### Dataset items
_ _ _ _ _ _ _

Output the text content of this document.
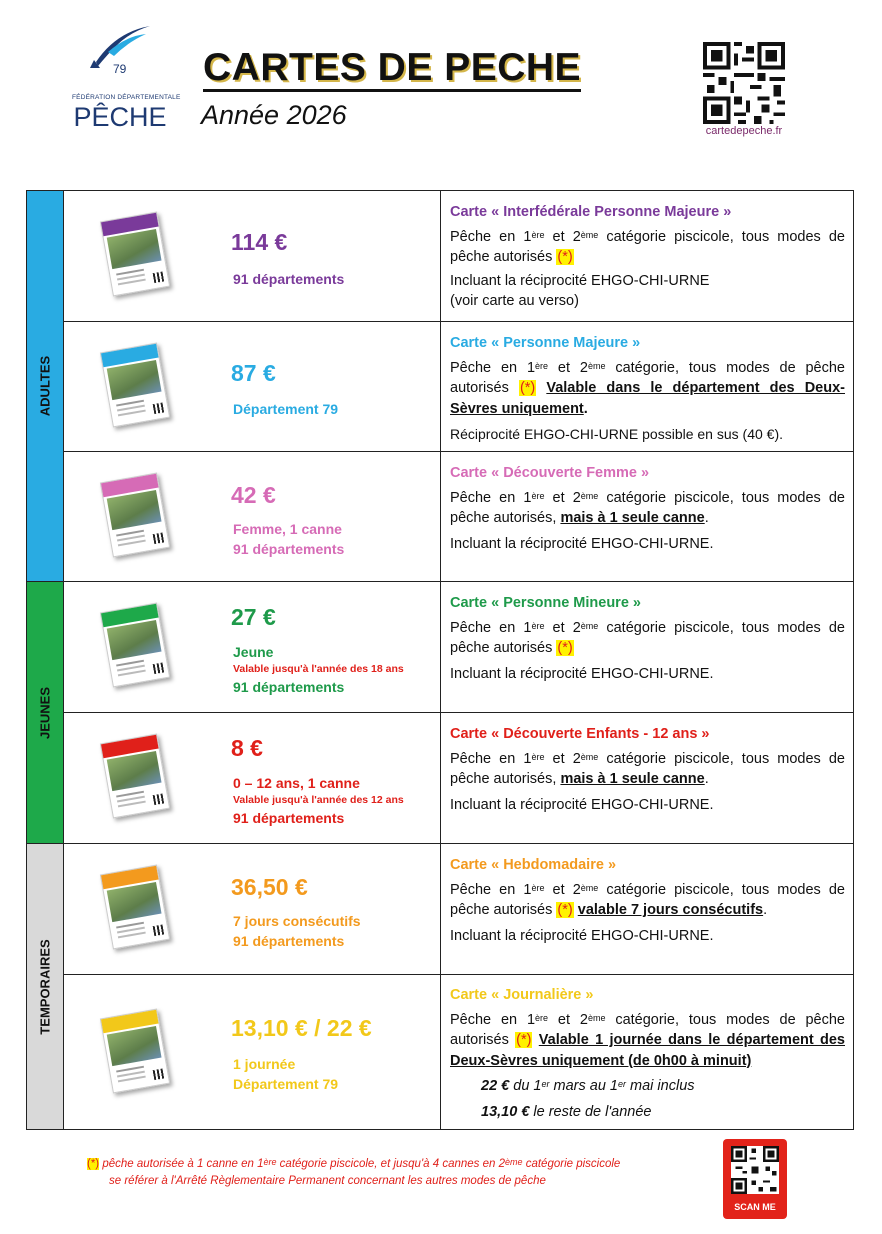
79
FÉDÉRATION DÉPARTEMENTALE
PÊCHE
CARTES DE PECHE
Année 2026
cartedepeche.fr
ADULTES
JEUNES
TEMPORAIRES
114 €
91 départements
Carte « Interfédérale Personne Majeure »
Pêche en 1ère et 2ème catégorie piscicole, tous modes de pêche autorisés (*)
Incluant la réciprocité EHGO-CHI-URNE
(voir carte au verso)
87 €
Département 79
Carte « Personne Majeure »
Pêche en 1ère et 2ème catégorie, tous modes de pêche autorisés (*) Valable dans le département des Deux-Sèvres uniquement.
Réciprocité EHGO-CHI-URNE possible en sus (40 €).
42 €
Femme, 1 canne
91 départements
Carte « Découverte Femme »
Pêche en 1ère et 2ème catégorie piscicole, tous modes de pêche autorisés, mais à 1 seule canne.
Incluant la réciprocité EHGO-CHI-URNE.
27 €
Jeune
Valable jusqu'à l'année des 18 ans
91 départements
Carte « Personne Mineure »
Pêche en 1ère et 2ème catégorie piscicole, tous modes de pêche autorisés (*)
Incluant la réciprocité EHGO-CHI-URNE.
8 €
0 – 12 ans, 1 canne
Valable jusqu'à l'année des 12 ans
91 départements
Carte « Découverte Enfants - 12 ans »
Pêche en 1ère et 2ème catégorie piscicole, tous modes de pêche autorisés, mais à 1 seule canne.
Incluant la réciprocité EHGO-CHI-URNE.
36,50 €
7 jours consécutifs
91 départements
Carte « Hebdomadaire »
Pêche en 1ère et 2ème catégorie piscicole, tous modes de pêche autorisés (*) valable 7 jours consécutifs.
Incluant la réciprocité EHGO-CHI-URNE.
13,10 € / 22 €
1 journée
Département 79
Carte « Journalière »
Pêche en 1ère et 2ème catégorie, tous modes de pêche autorisés (*) Valable 1 journée dans le département des Deux-Sèvres uniquement (de 0h00 à minuit)
22 € du 1er mars au 1er mai inclus
13,10 € le reste de l'année
(*) pêche autorisée à 1 canne en 1ère catégorie piscicole, et jusqu'à 4 cannes en 2ème catégorie piscicole
se référer à l'Arrêté Règlementaire Permanent concernant les autres modes de pêche
SCAN ME
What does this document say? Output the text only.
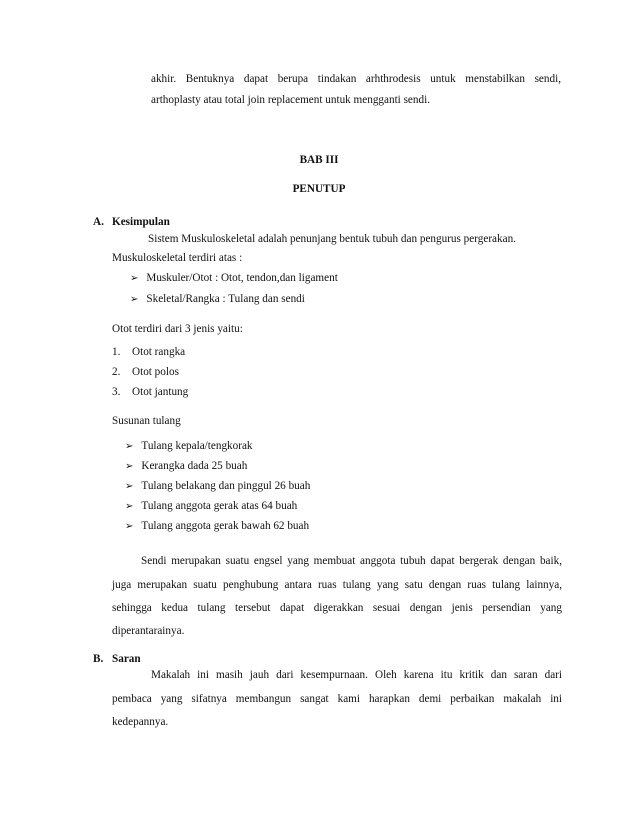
akhir. Bentuknya dapat berupa tindakan arhthrodesis untuk menstabilkan sendi,
arthoplasty atau total join replacement untuk mengganti sendi.
BAB III
PENUTUP
A. Kesimpulan
Sistem Muskuloskeletal adalah penunjang bentuk tubuh dan pengurus pergerakan.
Muskuloskeletal terdiri atas :
➢ Muskuler/Otot : Otot, tendon,dan ligament
➢ Skeletal/Rangka : Tulang dan sendi
Otot terdiri dari 3 jenis yaitu:
1. Otot rangka
2. Otot polos
3. Otot jantung
Susunan tulang
➢ Tulang kepala/tengkorak
➢ Kerangka dada 25 buah
➢ Tulang belakang dan pinggul 26 buah
➢ Tulang anggota gerak atas 64 buah
➢ Tulang anggota gerak bawah 62 buah
Sendi merupakan suatu engsel yang membuat anggota tubuh dapat bergerak dengan baik,
juga merupakan suatu penghubung antara ruas tulang yang satu dengan ruas tulang lainnya,
sehingga kedua tulang tersebut dapat digerakkan sesuai dengan jenis persendian yang
diperantarainya.
B. Saran
Makalah ini masih jauh dari kesempurnaan. Oleh karena itu kritik dan saran dari
pembaca yang sifatnya membangun sangat kami harapkan demi perbaikan makalah ini
kedepannya.
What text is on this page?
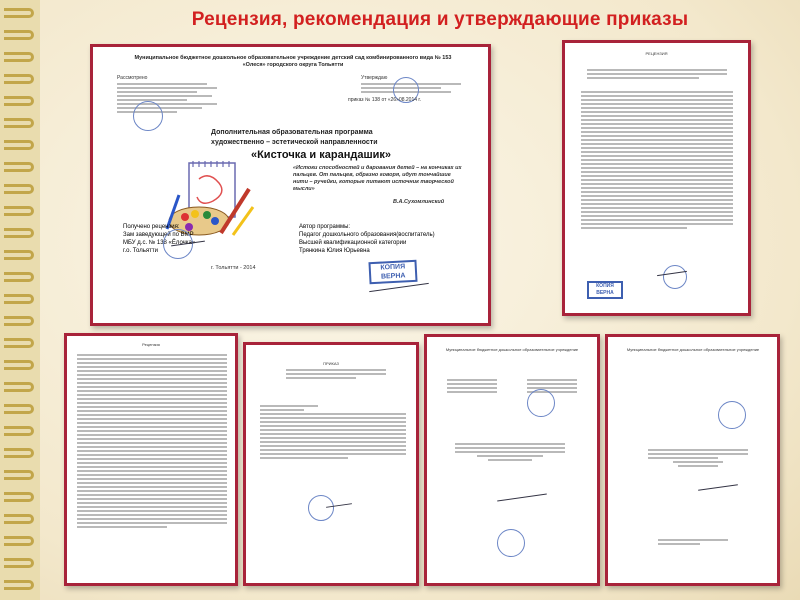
Рецензия, рекомендация и утверждающие приказы
Муниципальное бюджетное дошкольное образовательное учреждение детский сад комбинированного вида № 153 «Олеся» городского округа Тольятти
Рассмотрено	Утверждаю
приказ № 138 от «26»08.2014 г.
Дополнительная образовательная программа
художественно – эстетической направленности
«Кисточка и карандашик»
«Истоки способностей и дарования детей – на кончиках их пальцев. От пальцев, образно говоря, идут тончайшие нити – ручейки, которые питают источник творческой мысли»
В.А.Сухомлинский
Получено рецензия:
Зам заведующей по ВМР
МБУ д.с. № 138 «Ёлочка»
г.о. Тольятти
Автор программы:
Педагог дошкольного образования(воспитатель)
Высшей квалификационной категории
Трянкина Юлия Юрьевна
г. Тольятти - 2014	КОПИЯ
ВЕРНА
РЕЦЕНЗИЯ
КОПИЯ
ВЕРНА
Рецензия
ПРИКАЗ
Муниципальное бюджетное дошкольное образовательное учреждение	Муниципальное бюджетное дошкольное образовательное учреждение
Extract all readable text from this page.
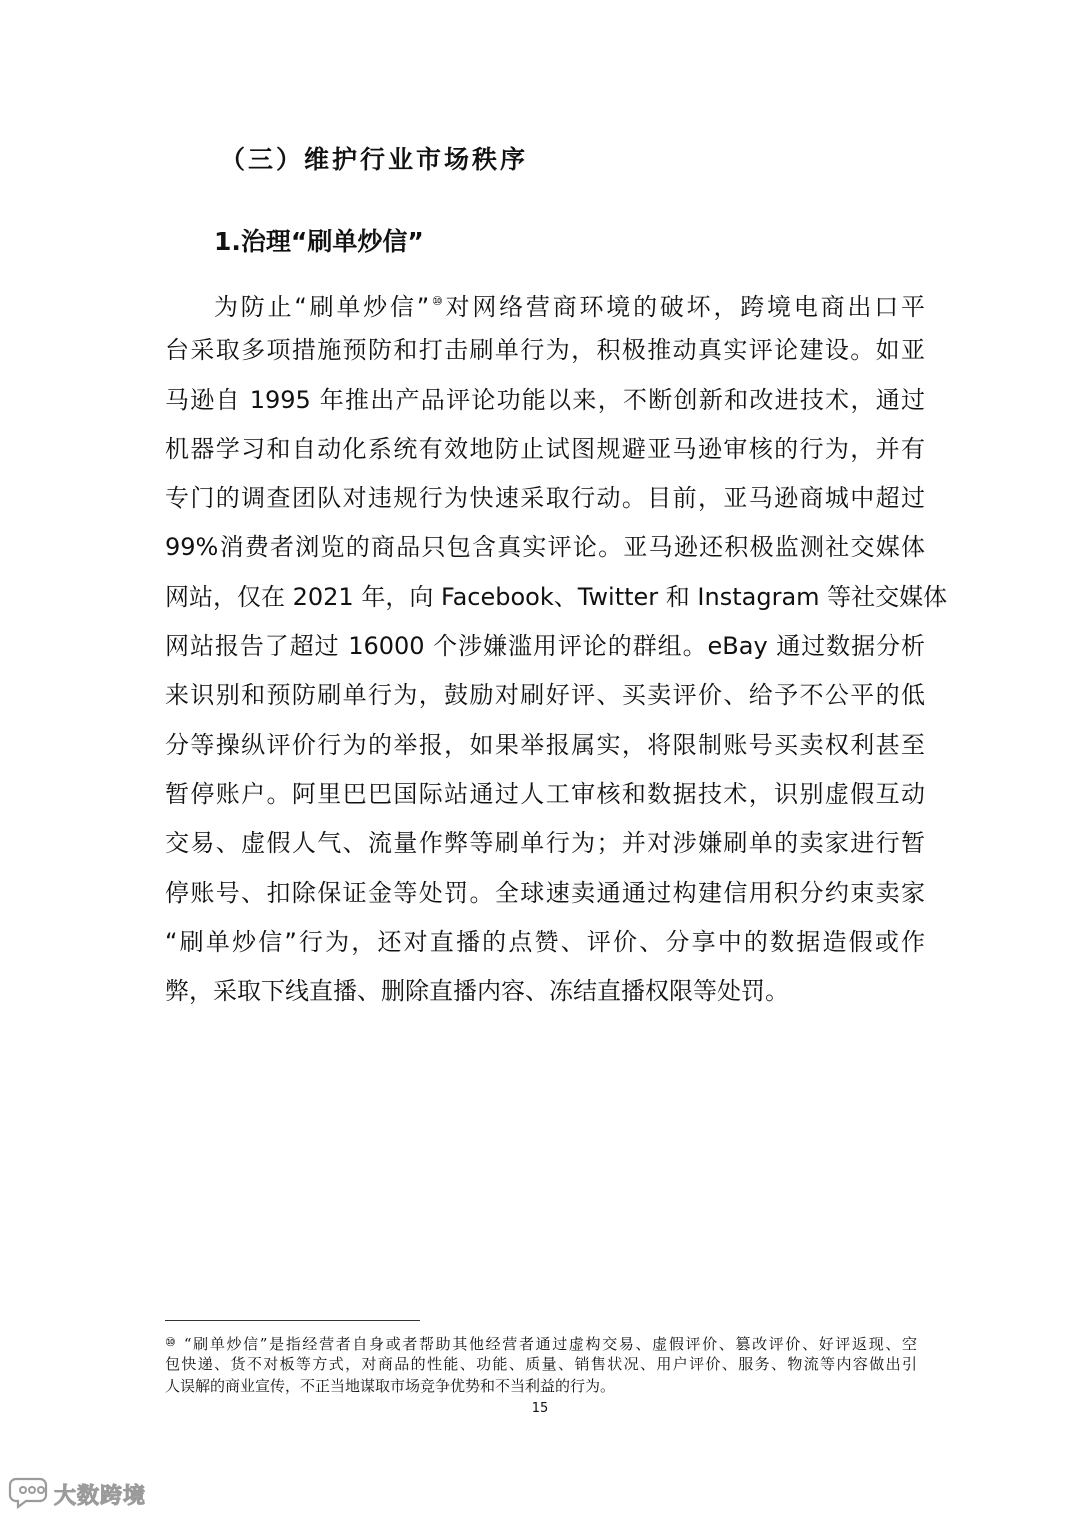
（三）维护行业市场秩序
1.治理“刷单炒信”
为防止“刷单炒信”⑩对网络营商环境的破坏，跨境电商出口平
台采取多项措施预防和打击刷单行为，积极推动真实评论建设。如亚
马逊自 1995 年推出产品评论功能以来，不断创新和改进技术，通过
机器学习和自动化系统有效地防止试图规避亚马逊审核的行为，并有
专门的调查团队对违规行为快速采取行动。目前，亚马逊商城中超过
99%消费者浏览的商品只包含真实评论。亚马逊还积极监测社交媒体
网站，仅在 2021 年，向 Facebook、Twitter 和 Instagram 等社交媒体
网站报告了超过 16000 个涉嫌滥用评论的群组。eBay 通过数据分析
来识别和预防刷单行为，鼓励对刷好评、买卖评价、给予不公平的低
分等操纵评价行为的举报，如果举报属实，将限制账号买卖权利甚至
暂停账户。阿里巴巴国际站通过人工审核和数据技术，识别虚假互动
交易、虚假人气、流量作弊等刷单行为；并对涉嫌刷单的卖家进行暂
停账号、扣除保证金等处罚。全球速卖通通过构建信用积分约束卖家
“刷单炒信”行为，还对直播的点赞、评价、分享中的数据造假或作
弊，采取下线直播、删除直播内容、冻结直播权限等处罚。
⑩ “刷单炒信”是指经营者自身或者帮助其他经营者通过虚构交易、虚假评价、篡改评价、好评返现、空
包快递、货不对板等方式，对商品的性能、功能、质量、销售状况、用户评价、服务、物流等内容做出引
人误解的商业宣传，不正当地谋取市场竞争优势和不当利益的行为。
15
大数跨境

_ _ _ _ _ _ _

### What you should do
Leave the images out, please, and restate each line word for word.

### Solution
Output the text content of this document.
79
FÉDÉRATION DÉPARTEMENTALE
PÊCHE
CARTES DE PECHE
Année 2026
cartedepeche.fr
ADULTES
JEUNES
TEMPORAIRES
114 €
91 départements
Carte « Interfédérale Personne Majeure »
Pêche en 1ère et 2ème catégorie piscicole, tous modes de pêche autorisés (*)
Incluant la réciprocité EHGO-CHI-URNE
(voir carte au verso)
87 €
Département 79
Carte « Personne Majeure »
Pêche en 1ère et 2ème catégorie, tous modes de pêche autorisés (*) Valable dans le département des Deux-Sèvres uniquement.
Réciprocité EHGO-CHI-URNE possible en sus (40 €).
42 €
Femme, 1 canne
91 départements
Carte « Découverte Femme »
Pêche en 1ère et 2ème catégorie piscicole, tous modes de pêche autorisés, mais à 1 seule canne.
Incluant la réciprocité EHGO-CHI-URNE.
27 €
Jeune
Valable jusqu'à l'année des 18 ans
91 départements
Carte « Personne Mineure »
Pêche en 1ère et 2ème catégorie piscicole, tous modes de pêche autorisés (*)
Incluant la réciprocité EHGO-CHI-URNE.
8 €
0 – 12 ans, 1 canne
Valable jusqu'à l'année des 12 ans
91 départements
Carte « Découverte Enfants - 12 ans »
Pêche en 1ère et 2ème catégorie piscicole, tous modes de pêche autorisés, mais à 1 seule canne.
Incluant la réciprocité EHGO-CHI-URNE.
36,50 €
7 jours consécutifs
91 départements
Carte « Hebdomadaire »
Pêche en 1ère et 2ème catégorie piscicole, tous modes de pêche autorisés (*) valable 7 jours consécutifs.
Incluant la réciprocité EHGO-CHI-URNE.
13,10 € / 22 €
1 journée
Département 79
Carte « Journalière »
Pêche en 1ère et 2ème catégorie, tous modes de pêche autorisés (*) Valable 1 journée dans le département des Deux-Sèvres uniquement (de 0h00 à minuit)
22 € du 1er mars au 1er mai inclus
13,10 € le reste de l'année
(*) pêche autorisée à 1 canne en 1ère catégorie piscicole, et jusqu'à 4 cannes en 2ème catégorie piscicole
se référer à l'Arrêté Règlementaire Permanent concernant les autres modes de pêche
SCAN ME
What does this document say? Output the text only.
akhir. Bentuknya dapat berupa tindakan arhthrodesis untuk menstabilkan sendi,
arthoplasty atau total join replacement untuk mengganti sendi.
BAB III
PENUTUP
A. Kesimpulan
Sistem Muskuloskeletal adalah penunjang bentuk tubuh dan pengurus pergerakan.
Muskuloskeletal terdiri atas :
➢ Muskuler/Otot : Otot, tendon,dan ligament
➢ Skeletal/Rangka : Tulang dan sendi
Otot terdiri dari 3 jenis yaitu:
1. Otot rangka
2. Otot polos
3. Otot jantung
Susunan tulang
➢ Tulang kepala/tengkorak
➢ Kerangka dada 25 buah
➢ Tulang belakang dan pinggul 26 buah
➢ Tulang anggota gerak atas 64 buah
➢ Tulang anggota gerak bawah 62 buah
Sendi merupakan suatu engsel yang membuat anggota tubuh dapat bergerak dengan baik,
juga merupakan suatu penghubung antara ruas tulang yang satu dengan ruas tulang lainnya,
sehingga kedua tulang tersebut dapat digerakkan sesuai dengan jenis persendian yang
diperantarainya.
B. Saran
Makalah ini masih jauh dari kesempurnaan. Oleh karena itu kritik dan saran dari
pembaca yang sifatnya membangun sangat kami harapkan demi perbaikan makalah ini
kedepannya.
What text is on this page?
Рецензия, рекомендация и утверждающие приказы
Муниципальное бюджетное дошкольное образовательное учреждение детский сад комбинированного вида № 153 «Олеся» городского округа Тольятти
Рассмотрено	Утверждаю
приказ № 138 от «26»08.2014 г.
Дополнительная образовательная программа
художественно – эстетической направленности
«Кисточка и карандашик»
«Истоки способностей и дарования детей – на кончиках их пальцев. От пальцев, образно говоря, идут тончайшие нити – ручейки, которые питают источник творческой мысли»
В.А.Сухомлинский
Получено рецензия:
Зам заведующей по ВМР
МБУ д.с. № 138 «Ёлочка»
г.о. Тольятти
Автор программы:
Педагог дошкольного образования(воспитатель)
Высшей квалификационной категории
Трянкина Юлия Юрьевна
г. Тольятти - 2014	КОПИЯ
ВЕРНА
РЕЦЕНЗИЯ
КОПИЯ
ВЕРНА
Рецензия
ПРИКАЗ
Муниципальное бюджетное дошкольное образовательное учреждение	Муниципальное бюджетное дошкольное образовательное учреждение
Extract all readable text from this page.
（三）维护行业市场秩序
1.治理“刷单炒信”
为防止“刷单炒信”⑩对网络营商环境的破坏，跨境电商出口平
台采取多项措施预防和打击刷单行为，积极推动真实评论建设。如亚
马逊自 1995 年推出产品评论功能以来，不断创新和改进技术，通过
机器学习和自动化系统有效地防止试图规避亚马逊审核的行为，并有
专门的调查团队对违规行为快速采取行动。目前，亚马逊商城中超过
99%消费者浏览的商品只包含真实评论。亚马逊还积极监测社交媒体
网站，仅在 2021 年，向 Facebook、Twitter 和 Instagram 等社交媒体
网站报告了超过 16000 个涉嫌滥用评论的群组。eBay 通过数据分析
来识别和预防刷单行为，鼓励对刷好评、买卖评价、给予不公平的低
分等操纵评价行为的举报，如果举报属实，将限制账号买卖权利甚至
暂停账户。阿里巴巴国际站通过人工审核和数据技术，识别虚假互动
交易、虚假人气、流量作弊等刷单行为；并对涉嫌刷单的卖家进行暂
停账号、扣除保证金等处罚。全球速卖通通过构建信用积分约束卖家
“刷单炒信”行为，还对直播的点赞、评价、分享中的数据造假或作
弊，采取下线直播、删除直播内容、冻结直播权限等处罚。
⑩ “刷单炒信”是指经营者自身或者帮助其他经营者通过虚构交易、虚假评价、篡改评价、好评返现、空
包快递、货不对板等方式，对商品的性能、功能、质量、销售状况、用户评价、服务、物流等内容做出引
人误解的商业宣传，不正当地谋取市场竞争优势和不当利益的行为。
15
大数跨境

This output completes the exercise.